Given request 1:
Render the rows below as a JSON list of strings, one string per line and blank lines omitted, covering only the stretch that opens with the line containing "- range-highlight-dot: [213, 684, 233, 704]" and closes with the line containing "- range-highlight-dot: [276, 670, 296, 690]", both lines included.

Excerpt:
-- Begin --

2. The second aspect is termed matutine location in the mid-heaven; when the star is found on the meridian, either above or below the earth, while the Sun is on the oriental horizon. And of this aspect, one species is called a succedent and oriental location in the mid-heaven, invisible; when, immediately after the Sun's rising, the star shall be found on the meridian: another is the precise oriental location in the mid-heaven; when, exactly as the Sun rises, the star is at the same time on the meridian; another is the oriental precedent location in the mid-heaven; when the star first shall come to the meridian above the earth, and the Sun may then immediately rise.
3. The third, called matutine setting, is when the Sun may be actually in the oriental horizon, but the star in the occidental. One of the forms of this aspect is called the oriental, succedent setting, invisible; when the star sets immediately after the Sun's rising: another is the precise oriental co-setting, when the star sets at the moment of the Sun's rising: another is the oriental, precedent, and visible setting, when the Sun does not rise until immediately after the setting of the star.

-- End --

Given request 2:
List the six named species or forms into which the excerpt divides its second and third aspects.

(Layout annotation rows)
-- Begin --

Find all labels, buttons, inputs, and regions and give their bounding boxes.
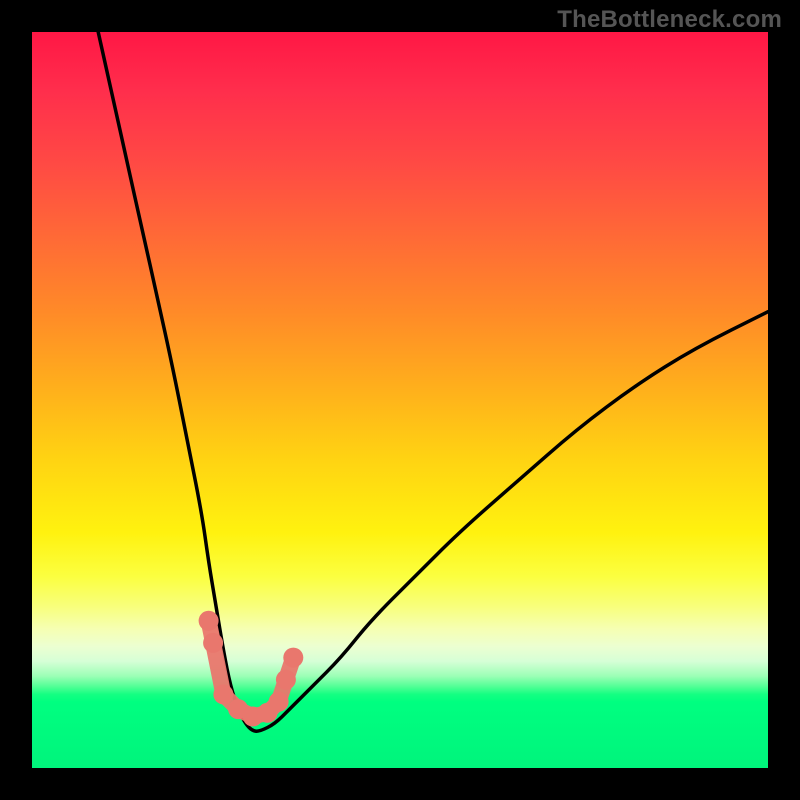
- range-highlight-dot: [213, 684, 233, 704]
- range-highlight-dot: [283, 648, 303, 668]
- range-highlight-dot: [199, 611, 219, 631]
- watermark-text: TheBottleneck.com: [557, 6, 782, 34]
- chart-svg: [32, 32, 768, 768]
- plot-area: [32, 32, 768, 768]
- range-highlight-dot: [203, 633, 223, 653]
- range-highlight-dot: [269, 692, 289, 712]
- range-highlight-dot: [276, 670, 296, 690]
- bottleneck-curve-path: [98, 32, 768, 731]
- chart-frame: TheBottleneck.com: [0, 0, 800, 800]
- bottleneck-curve: [98, 32, 768, 731]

-- End --

Task result 1:
[
  "- range-highlight-dot: [213, 684, 233, 704]",
  "- range-highlight-dot: [283, 648, 303, 668]",
  "- range-highlight-dot: [199, 611, 219, 631]",
  "- watermark-text: TheBottleneck.com: [557, 6, 782, 34]",
  "- chart-svg: [32, 32, 768, 768]",
  "- plot-area: [32, 32, 768, 768]",
  "- range-highlight-dot: [203, 633, 223, 653]",
  "- range-highlight-dot: [269, 692, 289, 712]",
  "- range-highlight-dot: [276, 670, 296, 690]"
]

Task result 2:
- succedent and oriental location in the mid-heaven, invisible
- precise oriental location in the mid-heaven
- oriental precedent location in the mid-heaven
- oriental, succedent setting, invisible
- precise oriental co-setting
- oriental, precedent, and visible setting